* RECORDS PROVIDED
----
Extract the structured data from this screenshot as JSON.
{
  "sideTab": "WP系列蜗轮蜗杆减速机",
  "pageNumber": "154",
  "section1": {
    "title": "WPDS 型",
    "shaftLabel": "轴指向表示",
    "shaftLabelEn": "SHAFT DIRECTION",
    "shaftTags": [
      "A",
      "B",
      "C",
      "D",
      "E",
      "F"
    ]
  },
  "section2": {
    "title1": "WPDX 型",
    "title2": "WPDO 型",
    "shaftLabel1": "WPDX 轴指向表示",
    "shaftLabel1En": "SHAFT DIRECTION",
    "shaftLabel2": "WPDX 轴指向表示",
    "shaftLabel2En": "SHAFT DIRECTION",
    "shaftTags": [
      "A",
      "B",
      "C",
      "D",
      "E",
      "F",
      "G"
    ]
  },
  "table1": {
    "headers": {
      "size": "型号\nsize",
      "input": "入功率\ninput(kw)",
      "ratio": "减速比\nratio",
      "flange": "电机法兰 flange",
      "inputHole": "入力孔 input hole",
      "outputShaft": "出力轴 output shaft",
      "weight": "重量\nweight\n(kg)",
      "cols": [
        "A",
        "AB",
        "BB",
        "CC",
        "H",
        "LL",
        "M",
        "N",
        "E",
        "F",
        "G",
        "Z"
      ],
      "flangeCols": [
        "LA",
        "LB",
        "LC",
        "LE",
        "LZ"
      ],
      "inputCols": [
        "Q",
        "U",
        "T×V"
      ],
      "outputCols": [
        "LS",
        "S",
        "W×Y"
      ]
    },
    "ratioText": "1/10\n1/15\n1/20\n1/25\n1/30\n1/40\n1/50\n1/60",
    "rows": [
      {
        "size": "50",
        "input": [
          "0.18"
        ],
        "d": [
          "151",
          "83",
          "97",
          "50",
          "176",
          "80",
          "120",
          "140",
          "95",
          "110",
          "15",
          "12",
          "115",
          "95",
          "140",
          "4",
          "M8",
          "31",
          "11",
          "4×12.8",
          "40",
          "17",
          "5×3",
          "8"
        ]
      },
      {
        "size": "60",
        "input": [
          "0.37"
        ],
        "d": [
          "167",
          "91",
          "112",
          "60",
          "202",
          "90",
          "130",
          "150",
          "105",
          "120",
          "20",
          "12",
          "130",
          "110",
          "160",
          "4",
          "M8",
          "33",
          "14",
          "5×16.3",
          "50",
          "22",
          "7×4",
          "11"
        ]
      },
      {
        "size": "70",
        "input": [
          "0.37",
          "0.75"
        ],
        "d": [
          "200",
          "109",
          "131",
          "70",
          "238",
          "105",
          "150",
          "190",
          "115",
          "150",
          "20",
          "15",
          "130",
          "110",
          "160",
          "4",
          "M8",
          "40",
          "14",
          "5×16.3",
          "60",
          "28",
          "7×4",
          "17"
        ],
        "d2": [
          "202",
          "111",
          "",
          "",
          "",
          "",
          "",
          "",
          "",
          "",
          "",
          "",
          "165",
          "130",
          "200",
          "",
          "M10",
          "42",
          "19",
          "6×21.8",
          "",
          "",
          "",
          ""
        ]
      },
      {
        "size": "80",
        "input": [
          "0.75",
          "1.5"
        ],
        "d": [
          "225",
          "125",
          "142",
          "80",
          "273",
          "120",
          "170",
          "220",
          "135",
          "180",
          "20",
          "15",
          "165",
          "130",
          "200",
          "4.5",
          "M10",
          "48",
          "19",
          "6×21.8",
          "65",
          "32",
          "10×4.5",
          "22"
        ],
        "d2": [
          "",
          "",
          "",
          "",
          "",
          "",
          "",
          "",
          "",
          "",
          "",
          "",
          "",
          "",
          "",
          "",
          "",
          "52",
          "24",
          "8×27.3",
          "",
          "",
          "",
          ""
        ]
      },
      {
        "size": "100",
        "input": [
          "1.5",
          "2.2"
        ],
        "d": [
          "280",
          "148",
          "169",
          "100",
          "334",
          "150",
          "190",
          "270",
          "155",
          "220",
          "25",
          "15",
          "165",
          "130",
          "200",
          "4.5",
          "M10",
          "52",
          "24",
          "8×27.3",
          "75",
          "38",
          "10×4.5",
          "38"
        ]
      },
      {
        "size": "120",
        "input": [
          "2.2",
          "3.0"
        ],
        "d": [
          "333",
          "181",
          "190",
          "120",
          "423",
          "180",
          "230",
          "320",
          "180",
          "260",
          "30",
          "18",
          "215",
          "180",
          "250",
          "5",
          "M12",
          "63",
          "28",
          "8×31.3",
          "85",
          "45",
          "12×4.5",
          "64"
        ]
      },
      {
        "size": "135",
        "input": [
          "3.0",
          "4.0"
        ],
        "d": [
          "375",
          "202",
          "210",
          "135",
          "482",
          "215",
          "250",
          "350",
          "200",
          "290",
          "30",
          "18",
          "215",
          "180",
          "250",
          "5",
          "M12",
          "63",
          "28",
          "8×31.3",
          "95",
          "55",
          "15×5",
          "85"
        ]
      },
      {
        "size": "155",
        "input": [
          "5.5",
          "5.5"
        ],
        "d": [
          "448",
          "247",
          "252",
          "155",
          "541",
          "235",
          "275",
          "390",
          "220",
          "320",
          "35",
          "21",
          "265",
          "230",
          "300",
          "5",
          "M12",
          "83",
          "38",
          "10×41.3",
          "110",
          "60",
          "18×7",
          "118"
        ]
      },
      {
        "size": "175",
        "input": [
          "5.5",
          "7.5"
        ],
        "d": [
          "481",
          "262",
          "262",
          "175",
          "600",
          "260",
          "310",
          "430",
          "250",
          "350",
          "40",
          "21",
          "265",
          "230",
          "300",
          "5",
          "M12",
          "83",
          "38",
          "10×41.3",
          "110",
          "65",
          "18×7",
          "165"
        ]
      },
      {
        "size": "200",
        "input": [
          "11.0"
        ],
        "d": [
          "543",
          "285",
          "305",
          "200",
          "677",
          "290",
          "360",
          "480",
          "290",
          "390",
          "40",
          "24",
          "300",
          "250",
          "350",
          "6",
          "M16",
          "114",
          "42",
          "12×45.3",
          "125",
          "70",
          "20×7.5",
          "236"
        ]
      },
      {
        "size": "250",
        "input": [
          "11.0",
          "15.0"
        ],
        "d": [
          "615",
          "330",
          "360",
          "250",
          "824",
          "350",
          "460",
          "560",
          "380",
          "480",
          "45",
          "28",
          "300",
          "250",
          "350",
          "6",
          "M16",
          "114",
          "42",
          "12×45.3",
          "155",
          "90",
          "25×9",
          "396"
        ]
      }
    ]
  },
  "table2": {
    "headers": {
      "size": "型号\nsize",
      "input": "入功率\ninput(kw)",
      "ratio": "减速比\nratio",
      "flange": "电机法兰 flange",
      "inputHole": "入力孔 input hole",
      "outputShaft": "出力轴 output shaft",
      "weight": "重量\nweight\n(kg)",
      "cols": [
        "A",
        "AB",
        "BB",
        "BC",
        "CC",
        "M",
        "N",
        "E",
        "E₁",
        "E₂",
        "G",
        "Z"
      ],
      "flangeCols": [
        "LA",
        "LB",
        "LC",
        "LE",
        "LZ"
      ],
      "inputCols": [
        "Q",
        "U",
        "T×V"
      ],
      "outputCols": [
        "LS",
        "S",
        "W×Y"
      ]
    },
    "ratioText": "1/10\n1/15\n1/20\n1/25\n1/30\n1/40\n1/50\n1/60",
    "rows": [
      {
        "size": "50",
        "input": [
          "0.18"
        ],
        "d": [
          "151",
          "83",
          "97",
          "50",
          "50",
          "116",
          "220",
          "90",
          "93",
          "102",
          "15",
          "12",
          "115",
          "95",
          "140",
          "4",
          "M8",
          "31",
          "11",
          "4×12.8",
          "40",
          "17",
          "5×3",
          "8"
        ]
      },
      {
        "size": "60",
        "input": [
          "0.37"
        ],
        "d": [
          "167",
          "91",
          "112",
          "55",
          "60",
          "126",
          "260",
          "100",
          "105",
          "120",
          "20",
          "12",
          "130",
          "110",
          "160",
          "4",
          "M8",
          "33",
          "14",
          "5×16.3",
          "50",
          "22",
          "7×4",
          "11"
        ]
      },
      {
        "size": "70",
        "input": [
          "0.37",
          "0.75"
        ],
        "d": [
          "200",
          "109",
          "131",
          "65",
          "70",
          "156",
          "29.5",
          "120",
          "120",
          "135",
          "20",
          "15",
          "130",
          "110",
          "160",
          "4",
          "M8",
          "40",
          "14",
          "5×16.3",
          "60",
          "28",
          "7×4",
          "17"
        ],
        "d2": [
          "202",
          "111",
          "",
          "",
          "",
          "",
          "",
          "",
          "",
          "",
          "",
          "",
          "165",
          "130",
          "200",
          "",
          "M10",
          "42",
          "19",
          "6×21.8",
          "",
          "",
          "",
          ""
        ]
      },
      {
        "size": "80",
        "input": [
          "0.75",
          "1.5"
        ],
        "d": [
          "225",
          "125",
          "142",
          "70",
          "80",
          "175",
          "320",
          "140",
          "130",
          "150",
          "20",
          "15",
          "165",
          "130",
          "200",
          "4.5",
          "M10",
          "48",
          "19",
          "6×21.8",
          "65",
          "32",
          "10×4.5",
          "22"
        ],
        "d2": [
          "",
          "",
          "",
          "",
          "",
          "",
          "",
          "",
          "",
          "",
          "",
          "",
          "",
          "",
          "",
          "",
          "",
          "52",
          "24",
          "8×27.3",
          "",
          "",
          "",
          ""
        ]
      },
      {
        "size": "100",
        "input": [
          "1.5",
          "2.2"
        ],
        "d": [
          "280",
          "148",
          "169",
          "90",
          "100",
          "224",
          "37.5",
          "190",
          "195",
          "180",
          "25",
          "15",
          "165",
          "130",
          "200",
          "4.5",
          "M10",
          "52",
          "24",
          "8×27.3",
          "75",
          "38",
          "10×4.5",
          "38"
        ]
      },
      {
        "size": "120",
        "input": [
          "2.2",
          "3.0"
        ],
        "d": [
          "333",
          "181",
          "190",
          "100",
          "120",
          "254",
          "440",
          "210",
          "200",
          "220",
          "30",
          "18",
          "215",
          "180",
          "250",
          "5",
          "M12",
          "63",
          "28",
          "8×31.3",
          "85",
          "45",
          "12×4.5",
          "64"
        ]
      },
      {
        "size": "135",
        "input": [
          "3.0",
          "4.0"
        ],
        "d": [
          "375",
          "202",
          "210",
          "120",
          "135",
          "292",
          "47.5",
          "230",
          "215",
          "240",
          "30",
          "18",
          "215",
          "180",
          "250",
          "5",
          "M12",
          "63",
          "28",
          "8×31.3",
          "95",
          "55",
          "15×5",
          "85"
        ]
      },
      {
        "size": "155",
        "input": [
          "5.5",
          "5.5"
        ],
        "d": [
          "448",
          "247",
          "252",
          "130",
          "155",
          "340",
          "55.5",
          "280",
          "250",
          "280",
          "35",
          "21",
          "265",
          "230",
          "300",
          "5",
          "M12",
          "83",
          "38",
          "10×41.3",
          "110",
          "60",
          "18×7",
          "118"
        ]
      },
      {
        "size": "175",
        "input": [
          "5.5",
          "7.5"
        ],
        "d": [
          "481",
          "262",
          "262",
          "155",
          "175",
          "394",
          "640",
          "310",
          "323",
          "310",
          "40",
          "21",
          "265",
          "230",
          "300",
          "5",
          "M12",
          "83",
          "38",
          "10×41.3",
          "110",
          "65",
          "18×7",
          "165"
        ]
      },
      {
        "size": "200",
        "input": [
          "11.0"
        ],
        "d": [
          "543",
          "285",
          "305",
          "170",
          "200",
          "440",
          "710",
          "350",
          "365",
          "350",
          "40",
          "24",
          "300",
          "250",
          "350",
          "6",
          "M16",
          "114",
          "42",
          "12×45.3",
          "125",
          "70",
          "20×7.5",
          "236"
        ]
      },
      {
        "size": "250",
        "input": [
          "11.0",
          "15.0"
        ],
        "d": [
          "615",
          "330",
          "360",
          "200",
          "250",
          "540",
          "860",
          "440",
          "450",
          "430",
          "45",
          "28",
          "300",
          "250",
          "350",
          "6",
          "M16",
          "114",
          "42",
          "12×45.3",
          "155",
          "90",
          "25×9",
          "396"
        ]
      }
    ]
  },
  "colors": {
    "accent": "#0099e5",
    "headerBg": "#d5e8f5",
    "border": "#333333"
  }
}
----
* SET EXERCISE
Copy every line above that includes the string "DIRECTION".

* RESPONSE
    "shaftLabelEn": "SHAFT DIRECTION",
    "shaftLabel1En": "SHAFT DIRECTION",
    "shaftLabel2En": "SHAFT DIRECTION",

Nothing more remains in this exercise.